> AIM
Report all lines from the entries below in which "this" appears.

> SOURCE RECORDS
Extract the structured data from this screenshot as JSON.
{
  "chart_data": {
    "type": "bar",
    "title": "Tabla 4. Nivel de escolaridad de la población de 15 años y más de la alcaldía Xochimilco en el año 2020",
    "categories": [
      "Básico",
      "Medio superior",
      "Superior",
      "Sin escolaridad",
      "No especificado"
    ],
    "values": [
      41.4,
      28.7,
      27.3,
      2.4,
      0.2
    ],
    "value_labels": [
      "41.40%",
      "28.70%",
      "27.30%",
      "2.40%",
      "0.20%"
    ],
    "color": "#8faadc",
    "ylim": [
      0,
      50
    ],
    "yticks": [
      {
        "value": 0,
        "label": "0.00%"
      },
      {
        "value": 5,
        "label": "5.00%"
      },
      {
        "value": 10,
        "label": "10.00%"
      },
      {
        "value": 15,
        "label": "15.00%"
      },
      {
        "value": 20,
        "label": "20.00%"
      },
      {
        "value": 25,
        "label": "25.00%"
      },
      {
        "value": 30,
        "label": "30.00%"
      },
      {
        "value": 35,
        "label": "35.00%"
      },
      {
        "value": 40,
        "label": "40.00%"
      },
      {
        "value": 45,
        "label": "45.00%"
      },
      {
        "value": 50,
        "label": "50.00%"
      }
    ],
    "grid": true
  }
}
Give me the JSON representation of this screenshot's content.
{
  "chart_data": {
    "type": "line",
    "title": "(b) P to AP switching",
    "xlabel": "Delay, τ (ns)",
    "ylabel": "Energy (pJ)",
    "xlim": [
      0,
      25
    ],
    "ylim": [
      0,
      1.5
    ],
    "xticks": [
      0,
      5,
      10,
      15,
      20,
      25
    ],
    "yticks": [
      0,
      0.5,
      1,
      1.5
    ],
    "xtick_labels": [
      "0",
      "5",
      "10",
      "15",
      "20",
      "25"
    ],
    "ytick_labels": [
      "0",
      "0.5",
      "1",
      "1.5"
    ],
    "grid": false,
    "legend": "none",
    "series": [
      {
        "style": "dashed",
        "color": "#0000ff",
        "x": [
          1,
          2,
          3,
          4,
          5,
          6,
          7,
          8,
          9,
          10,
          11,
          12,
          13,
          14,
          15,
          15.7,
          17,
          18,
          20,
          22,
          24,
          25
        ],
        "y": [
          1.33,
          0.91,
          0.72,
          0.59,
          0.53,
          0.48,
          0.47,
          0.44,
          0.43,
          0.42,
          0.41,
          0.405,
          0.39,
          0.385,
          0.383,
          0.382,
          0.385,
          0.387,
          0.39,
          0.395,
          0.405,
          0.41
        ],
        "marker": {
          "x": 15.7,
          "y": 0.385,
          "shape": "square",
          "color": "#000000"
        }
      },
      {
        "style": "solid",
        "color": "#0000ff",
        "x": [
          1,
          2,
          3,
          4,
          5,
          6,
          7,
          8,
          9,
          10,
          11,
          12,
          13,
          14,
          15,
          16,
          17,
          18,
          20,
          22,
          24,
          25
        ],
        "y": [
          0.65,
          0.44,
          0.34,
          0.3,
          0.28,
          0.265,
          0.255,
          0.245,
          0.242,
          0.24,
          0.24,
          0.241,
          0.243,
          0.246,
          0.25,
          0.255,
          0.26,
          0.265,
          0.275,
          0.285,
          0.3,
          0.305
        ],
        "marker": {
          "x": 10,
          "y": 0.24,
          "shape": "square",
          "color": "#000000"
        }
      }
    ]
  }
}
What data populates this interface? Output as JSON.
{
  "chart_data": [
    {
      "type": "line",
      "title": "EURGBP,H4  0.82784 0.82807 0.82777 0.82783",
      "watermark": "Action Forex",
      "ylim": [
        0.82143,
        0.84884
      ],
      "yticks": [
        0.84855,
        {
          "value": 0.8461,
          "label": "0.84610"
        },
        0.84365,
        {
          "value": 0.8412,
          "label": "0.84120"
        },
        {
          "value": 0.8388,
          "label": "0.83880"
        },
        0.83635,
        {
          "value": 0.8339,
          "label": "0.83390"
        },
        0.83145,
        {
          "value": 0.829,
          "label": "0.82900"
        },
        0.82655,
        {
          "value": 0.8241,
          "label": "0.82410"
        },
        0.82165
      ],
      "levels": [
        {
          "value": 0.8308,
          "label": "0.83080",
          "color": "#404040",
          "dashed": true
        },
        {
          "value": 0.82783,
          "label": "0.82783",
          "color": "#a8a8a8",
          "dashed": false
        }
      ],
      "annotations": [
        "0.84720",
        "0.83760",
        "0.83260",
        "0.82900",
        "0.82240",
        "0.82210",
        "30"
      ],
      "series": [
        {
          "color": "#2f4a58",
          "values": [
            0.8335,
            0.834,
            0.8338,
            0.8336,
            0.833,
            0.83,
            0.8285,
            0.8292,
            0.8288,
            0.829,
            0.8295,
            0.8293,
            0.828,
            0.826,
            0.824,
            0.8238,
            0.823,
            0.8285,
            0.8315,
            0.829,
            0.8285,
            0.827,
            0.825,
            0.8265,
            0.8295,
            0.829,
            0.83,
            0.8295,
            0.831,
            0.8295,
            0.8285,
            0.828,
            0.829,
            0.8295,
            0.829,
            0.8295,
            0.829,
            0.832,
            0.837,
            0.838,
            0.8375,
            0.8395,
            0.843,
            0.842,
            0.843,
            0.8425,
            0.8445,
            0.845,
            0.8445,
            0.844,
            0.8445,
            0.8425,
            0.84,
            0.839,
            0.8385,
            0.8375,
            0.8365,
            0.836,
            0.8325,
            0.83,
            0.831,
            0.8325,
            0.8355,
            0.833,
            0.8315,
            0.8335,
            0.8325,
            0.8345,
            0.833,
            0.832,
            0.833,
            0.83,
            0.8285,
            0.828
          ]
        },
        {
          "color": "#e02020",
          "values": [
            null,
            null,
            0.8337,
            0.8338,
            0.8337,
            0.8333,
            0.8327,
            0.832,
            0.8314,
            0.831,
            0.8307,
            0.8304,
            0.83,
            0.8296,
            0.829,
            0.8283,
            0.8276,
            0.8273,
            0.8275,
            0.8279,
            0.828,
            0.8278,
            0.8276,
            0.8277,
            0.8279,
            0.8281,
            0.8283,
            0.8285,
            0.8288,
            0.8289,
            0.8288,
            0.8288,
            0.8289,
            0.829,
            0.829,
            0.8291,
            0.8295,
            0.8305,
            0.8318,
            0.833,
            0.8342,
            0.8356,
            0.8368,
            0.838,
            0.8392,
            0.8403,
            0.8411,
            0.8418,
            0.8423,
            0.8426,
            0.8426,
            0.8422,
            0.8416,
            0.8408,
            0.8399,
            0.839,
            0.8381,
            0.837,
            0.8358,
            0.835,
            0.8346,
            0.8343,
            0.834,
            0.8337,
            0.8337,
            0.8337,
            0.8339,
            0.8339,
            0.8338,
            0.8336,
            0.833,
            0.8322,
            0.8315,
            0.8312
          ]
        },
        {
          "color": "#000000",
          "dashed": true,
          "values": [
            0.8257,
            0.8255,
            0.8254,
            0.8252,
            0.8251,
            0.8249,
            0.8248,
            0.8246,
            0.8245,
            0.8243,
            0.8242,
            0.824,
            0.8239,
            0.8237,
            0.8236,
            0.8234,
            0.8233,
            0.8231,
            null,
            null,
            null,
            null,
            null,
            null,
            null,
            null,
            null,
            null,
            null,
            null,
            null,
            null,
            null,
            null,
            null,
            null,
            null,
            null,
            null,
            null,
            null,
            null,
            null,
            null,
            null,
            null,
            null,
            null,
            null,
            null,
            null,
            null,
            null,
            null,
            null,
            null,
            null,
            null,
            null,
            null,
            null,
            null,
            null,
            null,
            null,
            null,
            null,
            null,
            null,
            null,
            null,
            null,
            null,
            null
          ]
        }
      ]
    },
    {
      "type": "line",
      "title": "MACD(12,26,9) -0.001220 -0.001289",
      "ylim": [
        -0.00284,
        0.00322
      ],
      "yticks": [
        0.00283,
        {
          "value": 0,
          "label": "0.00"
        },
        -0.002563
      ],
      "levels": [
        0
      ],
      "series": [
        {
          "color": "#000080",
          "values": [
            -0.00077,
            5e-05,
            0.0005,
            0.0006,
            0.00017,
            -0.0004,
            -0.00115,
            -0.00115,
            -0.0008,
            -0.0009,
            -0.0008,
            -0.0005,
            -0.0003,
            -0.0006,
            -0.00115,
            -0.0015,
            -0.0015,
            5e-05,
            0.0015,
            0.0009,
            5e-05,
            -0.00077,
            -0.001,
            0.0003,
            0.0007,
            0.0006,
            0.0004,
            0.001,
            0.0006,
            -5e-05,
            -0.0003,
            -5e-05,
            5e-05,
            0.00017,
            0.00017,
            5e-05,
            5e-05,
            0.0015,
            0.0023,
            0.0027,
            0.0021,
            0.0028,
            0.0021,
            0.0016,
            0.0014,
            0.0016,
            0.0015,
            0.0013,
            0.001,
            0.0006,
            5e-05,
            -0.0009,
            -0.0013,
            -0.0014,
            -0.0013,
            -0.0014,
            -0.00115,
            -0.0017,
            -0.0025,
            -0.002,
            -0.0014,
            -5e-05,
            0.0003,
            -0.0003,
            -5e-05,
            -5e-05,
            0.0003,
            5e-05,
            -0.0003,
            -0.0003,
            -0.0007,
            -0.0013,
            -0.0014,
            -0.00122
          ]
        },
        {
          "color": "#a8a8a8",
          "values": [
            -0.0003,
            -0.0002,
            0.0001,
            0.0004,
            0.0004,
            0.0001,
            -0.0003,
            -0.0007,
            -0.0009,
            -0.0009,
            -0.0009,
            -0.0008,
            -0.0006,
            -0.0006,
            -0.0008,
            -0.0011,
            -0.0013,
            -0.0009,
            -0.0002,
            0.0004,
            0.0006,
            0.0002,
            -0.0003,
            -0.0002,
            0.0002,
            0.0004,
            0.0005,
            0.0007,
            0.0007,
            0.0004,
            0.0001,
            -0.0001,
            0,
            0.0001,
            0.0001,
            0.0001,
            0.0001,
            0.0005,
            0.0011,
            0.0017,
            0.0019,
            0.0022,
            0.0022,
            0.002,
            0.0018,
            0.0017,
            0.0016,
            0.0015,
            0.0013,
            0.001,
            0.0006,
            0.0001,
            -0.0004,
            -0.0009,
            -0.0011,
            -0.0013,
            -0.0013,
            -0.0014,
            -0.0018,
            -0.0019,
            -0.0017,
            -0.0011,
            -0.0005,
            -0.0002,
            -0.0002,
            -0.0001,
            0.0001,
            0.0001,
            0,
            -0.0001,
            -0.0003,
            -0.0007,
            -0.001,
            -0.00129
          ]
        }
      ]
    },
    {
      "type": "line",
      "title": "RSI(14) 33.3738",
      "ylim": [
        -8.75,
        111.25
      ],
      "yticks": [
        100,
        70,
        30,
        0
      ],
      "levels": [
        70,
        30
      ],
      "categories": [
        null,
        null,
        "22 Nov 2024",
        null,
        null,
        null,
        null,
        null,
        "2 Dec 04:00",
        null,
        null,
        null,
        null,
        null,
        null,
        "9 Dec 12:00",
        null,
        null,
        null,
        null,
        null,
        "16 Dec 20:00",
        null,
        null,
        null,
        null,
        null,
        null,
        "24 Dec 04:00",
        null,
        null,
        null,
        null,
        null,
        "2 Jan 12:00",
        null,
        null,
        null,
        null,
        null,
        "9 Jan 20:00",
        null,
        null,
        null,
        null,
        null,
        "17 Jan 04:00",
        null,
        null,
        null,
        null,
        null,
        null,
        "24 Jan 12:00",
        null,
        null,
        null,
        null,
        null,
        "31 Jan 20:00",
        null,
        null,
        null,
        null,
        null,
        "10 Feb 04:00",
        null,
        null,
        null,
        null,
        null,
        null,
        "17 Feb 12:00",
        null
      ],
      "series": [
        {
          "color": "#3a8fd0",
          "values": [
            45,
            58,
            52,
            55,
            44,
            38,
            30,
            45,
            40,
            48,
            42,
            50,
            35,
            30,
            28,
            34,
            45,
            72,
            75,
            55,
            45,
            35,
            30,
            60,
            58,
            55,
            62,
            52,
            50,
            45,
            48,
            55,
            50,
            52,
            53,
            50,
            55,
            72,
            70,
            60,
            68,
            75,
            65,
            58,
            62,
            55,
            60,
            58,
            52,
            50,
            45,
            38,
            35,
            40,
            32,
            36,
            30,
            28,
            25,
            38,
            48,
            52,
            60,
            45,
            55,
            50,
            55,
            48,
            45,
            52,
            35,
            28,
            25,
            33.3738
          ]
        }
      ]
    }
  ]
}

> CORRECT ANSWER
Extract the structured data from this screenshot as JSON.
Give me the JSON representation of this screenshot's content.
What data populates this interface? Output as JSON.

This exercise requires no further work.